>> start Stored data

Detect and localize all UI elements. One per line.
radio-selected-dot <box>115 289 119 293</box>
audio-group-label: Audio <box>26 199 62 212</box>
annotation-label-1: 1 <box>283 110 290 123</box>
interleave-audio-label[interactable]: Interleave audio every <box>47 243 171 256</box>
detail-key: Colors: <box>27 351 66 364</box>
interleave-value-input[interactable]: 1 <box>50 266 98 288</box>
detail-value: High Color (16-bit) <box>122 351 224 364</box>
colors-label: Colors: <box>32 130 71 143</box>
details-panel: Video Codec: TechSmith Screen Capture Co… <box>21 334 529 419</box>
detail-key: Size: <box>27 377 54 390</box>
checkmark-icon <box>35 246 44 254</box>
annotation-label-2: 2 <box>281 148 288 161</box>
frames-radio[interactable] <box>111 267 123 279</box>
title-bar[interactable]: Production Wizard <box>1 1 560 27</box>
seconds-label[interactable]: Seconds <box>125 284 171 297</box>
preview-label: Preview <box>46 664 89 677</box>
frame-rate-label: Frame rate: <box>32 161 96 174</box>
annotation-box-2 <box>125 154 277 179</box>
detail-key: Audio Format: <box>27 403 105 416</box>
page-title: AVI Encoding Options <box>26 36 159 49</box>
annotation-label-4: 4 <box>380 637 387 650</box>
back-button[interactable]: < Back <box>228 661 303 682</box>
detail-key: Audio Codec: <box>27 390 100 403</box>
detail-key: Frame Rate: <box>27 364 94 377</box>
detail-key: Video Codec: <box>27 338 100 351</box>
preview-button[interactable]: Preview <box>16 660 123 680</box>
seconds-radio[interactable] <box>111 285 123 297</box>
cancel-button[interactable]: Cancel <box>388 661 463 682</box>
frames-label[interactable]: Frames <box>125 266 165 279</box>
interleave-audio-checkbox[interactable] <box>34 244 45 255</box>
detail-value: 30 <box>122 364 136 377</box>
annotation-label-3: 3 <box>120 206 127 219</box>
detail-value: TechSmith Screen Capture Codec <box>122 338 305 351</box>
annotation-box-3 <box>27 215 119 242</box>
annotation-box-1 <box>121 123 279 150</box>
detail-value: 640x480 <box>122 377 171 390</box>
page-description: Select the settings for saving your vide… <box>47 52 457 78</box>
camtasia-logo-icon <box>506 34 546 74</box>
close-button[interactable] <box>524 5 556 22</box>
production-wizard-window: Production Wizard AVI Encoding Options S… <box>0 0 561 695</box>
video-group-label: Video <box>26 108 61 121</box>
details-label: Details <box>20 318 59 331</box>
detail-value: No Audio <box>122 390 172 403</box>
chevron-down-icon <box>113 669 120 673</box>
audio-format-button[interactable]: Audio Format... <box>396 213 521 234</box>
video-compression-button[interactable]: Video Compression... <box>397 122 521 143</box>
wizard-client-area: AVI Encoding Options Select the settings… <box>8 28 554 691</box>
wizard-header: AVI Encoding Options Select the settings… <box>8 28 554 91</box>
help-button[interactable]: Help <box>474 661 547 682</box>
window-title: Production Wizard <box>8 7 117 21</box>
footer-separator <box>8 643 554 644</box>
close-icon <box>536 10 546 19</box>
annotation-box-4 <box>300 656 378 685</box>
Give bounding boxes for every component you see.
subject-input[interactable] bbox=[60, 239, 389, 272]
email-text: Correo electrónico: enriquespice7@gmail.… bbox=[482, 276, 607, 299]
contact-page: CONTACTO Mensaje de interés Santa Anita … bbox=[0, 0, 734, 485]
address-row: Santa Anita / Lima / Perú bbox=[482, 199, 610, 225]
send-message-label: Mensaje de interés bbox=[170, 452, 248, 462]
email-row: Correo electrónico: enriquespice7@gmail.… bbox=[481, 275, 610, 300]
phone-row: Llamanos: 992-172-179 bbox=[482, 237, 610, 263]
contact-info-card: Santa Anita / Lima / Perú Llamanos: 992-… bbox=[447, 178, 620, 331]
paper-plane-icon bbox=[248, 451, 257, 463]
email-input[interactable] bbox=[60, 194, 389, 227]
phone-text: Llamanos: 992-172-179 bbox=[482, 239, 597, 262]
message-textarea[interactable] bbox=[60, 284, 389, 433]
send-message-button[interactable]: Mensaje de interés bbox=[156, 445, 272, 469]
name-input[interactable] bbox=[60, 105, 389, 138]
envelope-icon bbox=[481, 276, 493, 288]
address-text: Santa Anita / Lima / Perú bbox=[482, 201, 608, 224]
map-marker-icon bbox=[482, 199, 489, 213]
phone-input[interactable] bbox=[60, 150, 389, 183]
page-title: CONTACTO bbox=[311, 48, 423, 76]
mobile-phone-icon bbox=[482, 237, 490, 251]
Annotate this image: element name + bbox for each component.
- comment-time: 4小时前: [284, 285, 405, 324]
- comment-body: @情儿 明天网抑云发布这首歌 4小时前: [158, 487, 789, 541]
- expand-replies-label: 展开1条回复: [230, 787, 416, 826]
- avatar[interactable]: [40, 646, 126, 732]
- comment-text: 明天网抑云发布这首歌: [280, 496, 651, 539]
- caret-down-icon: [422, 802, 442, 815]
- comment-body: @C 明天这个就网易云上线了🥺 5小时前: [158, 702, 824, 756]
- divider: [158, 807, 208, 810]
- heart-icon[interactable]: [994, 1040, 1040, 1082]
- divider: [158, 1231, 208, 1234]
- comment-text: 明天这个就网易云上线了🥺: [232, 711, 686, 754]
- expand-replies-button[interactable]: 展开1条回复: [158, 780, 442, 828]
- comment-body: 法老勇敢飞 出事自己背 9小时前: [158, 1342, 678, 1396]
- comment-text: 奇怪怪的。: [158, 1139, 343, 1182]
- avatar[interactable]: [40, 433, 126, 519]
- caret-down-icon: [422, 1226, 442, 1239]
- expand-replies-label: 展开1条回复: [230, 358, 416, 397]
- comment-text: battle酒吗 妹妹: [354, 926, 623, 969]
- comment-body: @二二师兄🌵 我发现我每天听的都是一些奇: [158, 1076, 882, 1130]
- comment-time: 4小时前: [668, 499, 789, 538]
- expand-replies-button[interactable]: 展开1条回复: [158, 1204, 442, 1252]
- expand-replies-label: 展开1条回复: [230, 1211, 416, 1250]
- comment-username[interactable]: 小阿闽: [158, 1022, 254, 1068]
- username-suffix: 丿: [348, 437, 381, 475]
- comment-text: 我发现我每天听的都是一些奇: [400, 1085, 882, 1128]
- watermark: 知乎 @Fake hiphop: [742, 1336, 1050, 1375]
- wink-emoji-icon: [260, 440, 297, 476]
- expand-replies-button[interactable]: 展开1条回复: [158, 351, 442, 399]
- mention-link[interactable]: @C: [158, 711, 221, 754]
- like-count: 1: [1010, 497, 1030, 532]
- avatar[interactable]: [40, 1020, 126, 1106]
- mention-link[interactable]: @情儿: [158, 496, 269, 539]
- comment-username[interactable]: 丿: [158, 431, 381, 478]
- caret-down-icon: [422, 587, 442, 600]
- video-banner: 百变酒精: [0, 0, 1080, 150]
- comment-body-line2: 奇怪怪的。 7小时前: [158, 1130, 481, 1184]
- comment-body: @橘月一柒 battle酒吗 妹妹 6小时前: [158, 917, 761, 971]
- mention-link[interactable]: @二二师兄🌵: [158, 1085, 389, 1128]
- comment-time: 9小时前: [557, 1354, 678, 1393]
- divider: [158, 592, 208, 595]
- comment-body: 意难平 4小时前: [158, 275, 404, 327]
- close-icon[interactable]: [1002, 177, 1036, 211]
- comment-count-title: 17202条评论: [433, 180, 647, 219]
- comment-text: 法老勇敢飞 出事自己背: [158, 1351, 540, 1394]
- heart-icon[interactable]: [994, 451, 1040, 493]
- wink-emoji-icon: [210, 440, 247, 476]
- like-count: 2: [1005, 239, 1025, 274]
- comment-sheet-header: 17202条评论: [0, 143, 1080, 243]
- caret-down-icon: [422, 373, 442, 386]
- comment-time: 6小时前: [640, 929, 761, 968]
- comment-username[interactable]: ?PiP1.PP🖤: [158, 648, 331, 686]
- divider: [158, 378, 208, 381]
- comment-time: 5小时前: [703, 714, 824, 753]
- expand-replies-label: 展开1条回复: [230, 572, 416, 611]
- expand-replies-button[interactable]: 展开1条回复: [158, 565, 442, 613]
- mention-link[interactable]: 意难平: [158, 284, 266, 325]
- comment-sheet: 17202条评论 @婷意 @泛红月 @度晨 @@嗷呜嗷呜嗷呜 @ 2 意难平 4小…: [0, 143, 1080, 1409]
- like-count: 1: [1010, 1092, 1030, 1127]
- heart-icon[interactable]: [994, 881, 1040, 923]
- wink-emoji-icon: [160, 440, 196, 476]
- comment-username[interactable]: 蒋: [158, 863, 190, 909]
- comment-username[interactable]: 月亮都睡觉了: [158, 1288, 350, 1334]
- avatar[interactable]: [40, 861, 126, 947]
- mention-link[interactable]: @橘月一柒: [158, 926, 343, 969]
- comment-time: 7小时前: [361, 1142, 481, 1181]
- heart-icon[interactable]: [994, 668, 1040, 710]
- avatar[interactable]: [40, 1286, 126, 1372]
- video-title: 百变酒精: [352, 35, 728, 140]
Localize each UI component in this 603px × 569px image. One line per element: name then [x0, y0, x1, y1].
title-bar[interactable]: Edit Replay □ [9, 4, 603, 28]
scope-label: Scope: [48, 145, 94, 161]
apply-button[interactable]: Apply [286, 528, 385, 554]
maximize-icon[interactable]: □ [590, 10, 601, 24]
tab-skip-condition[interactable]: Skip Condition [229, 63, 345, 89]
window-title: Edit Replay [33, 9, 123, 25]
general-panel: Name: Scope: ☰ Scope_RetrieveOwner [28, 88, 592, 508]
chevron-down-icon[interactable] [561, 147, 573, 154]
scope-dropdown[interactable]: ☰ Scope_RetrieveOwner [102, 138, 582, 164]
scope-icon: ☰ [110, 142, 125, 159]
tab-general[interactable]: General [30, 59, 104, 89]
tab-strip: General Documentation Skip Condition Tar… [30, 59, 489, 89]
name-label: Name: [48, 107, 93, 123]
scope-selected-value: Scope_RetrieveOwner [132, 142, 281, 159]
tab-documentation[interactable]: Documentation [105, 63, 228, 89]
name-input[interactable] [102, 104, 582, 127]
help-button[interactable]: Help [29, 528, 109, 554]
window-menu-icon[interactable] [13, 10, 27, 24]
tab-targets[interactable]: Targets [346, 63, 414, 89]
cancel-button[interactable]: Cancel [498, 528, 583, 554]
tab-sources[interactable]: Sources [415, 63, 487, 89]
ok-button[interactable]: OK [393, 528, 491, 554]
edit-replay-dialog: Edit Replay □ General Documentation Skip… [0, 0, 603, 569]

>> end Stored data

• Directive: Reproduce the rows above word for word, starting with the first one and ending with the row that contains "detail-key: Colors: <box>27 351 66 364</box>".

• Answer to the task:
Detect and localize all UI elements. One per line.
radio-selected-dot <box>115 289 119 293</box>
audio-group-label: Audio <box>26 199 62 212</box>
annotation-label-1: 1 <box>283 110 290 123</box>
interleave-audio-label[interactable]: Interleave audio every <box>47 243 171 256</box>
detail-key: Colors: <box>27 351 66 364</box>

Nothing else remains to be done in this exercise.